__GIVEN DATA__.
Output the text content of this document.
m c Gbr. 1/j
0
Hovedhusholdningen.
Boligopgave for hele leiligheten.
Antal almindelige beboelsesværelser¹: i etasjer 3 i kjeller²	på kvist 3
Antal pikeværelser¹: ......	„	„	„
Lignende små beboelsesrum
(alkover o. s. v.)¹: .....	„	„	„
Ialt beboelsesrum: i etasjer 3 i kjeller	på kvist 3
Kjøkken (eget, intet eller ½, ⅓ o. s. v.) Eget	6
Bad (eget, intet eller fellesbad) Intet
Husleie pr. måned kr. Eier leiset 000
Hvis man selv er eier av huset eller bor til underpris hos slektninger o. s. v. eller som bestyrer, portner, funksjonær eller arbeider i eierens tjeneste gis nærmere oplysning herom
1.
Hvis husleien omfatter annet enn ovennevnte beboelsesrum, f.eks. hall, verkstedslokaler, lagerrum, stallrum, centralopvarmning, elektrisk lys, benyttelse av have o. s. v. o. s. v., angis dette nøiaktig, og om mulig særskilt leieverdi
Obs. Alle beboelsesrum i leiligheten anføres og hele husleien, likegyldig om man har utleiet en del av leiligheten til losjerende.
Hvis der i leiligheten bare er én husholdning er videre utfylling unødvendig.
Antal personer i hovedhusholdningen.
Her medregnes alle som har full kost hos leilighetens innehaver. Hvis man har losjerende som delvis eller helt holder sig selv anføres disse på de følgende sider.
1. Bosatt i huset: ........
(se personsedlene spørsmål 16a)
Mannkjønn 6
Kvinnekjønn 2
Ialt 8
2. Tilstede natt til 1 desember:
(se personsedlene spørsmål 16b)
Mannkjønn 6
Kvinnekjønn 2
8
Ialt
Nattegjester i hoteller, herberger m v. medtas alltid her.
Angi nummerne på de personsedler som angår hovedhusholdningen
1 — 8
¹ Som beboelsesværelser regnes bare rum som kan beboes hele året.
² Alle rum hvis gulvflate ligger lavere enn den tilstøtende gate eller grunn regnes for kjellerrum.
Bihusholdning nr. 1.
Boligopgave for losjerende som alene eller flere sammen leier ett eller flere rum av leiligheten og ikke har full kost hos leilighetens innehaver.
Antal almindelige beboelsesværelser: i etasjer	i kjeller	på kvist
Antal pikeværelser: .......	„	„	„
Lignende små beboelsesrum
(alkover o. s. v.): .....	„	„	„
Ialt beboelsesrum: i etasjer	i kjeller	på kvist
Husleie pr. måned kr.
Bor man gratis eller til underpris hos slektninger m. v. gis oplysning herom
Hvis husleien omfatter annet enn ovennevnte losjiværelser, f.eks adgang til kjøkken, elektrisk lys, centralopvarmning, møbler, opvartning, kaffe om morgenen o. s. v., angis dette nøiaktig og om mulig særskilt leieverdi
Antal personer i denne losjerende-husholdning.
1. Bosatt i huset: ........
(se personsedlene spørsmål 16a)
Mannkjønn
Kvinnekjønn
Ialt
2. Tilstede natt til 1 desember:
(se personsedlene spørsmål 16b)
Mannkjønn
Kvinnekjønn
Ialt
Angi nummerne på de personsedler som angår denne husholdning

__EXERCISE DESCRIPTION__.
What do the records say? Quote them all exactly.

__PROBLEM SOLUTION__.
Output the text content of this document.
m c Gbr. 1/j
0
Hovedhusholdningen.
Boligopgave for hele leiligheten.
Antal almindelige beboelsesværelser¹: i etasjer 3 i kjeller²	på kvist 3
Antal pikeværelser¹: ......	„	„	„
Lignende små beboelsesrum
(alkover o. s. v.)¹: .....	„	„	„
Ialt beboelsesrum: i etasjer 3 i kjeller	på kvist 3
Kjøkken (eget, intet eller ½, ⅓ o. s. v.) Eget	6
Bad (eget, intet eller fellesbad) Intet
Husleie pr. måned kr. Eier leiset 000
Hvis man selv er eier av huset eller bor til underpris hos slektninger o. s. v. eller som bestyrer, portner, funksjonær eller arbeider i eierens tjeneste gis nærmere oplysning herom
1.
Hvis husleien omfatter annet enn ovennevnte beboelsesrum, f.eks. hall, verkstedslokaler, lagerrum, stallrum, centralopvarmning, elektrisk lys, benyttelse av have o. s. v. o. s. v., angis dette nøiaktig, og om mulig særskilt leieverdi
Obs. Alle beboelsesrum i leiligheten anføres og hele husleien, likegyldig om man har utleiet en del av leiligheten til losjerende.
Hvis der i leiligheten bare er én husholdning er videre utfylling unødvendig.
Antal personer i hovedhusholdningen.
Her medregnes alle som har full kost hos leilighetens innehaver. Hvis man har losjerende som delvis eller helt holder sig selv anføres disse på de følgende sider.
1. Bosatt i huset: ........
(se personsedlene spørsmål 16a)
Mannkjønn 6
Kvinnekjønn 2
Ialt 8
2. Tilstede natt til 1 desember:
(se personsedlene spørsmål 16b)
Mannkjønn 6
Kvinnekjønn 2
8
Ialt
Nattegjester i hoteller, herberger m v. medtas alltid her.
Angi nummerne på de personsedler som angår hovedhusholdningen
1 — 8
¹ Som beboelsesværelser regnes bare rum som kan beboes hele året.
² Alle rum hvis gulvflate ligger lavere enn den tilstøtende gate eller grunn regnes for kjellerrum.
Bihusholdning nr. 1.
Boligopgave for losjerende som alene eller flere sammen leier ett eller flere rum av leiligheten og ikke har full kost hos leilighetens innehaver.
Antal almindelige beboelsesværelser: i etasjer	i kjeller	på kvist
Antal pikeværelser: .......	„	„	„
Lignende små beboelsesrum
(alkover o. s. v.): .....	„	„	„
Ialt beboelsesrum: i etasjer	i kjeller	på kvist
Husleie pr. måned kr.
Bor man gratis eller til underpris hos slektninger m. v. gis oplysning herom
Hvis husleien omfatter annet enn ovennevnte losjiværelser, f.eks adgang til kjøkken, elektrisk lys, centralopvarmning, møbler, opvartning, kaffe om morgenen o. s. v., angis dette nøiaktig og om mulig særskilt leieverdi
Antal personer i denne losjerende-husholdning.
1. Bosatt i huset: ........
(se personsedlene spørsmål 16a)
Mannkjønn
Kvinnekjønn
Ialt
2. Tilstede natt til 1 desember:
(se personsedlene spørsmål 16b)
Mannkjønn
Kvinnekjønn
Ialt
Angi nummerne på de personsedler som angår denne husholdning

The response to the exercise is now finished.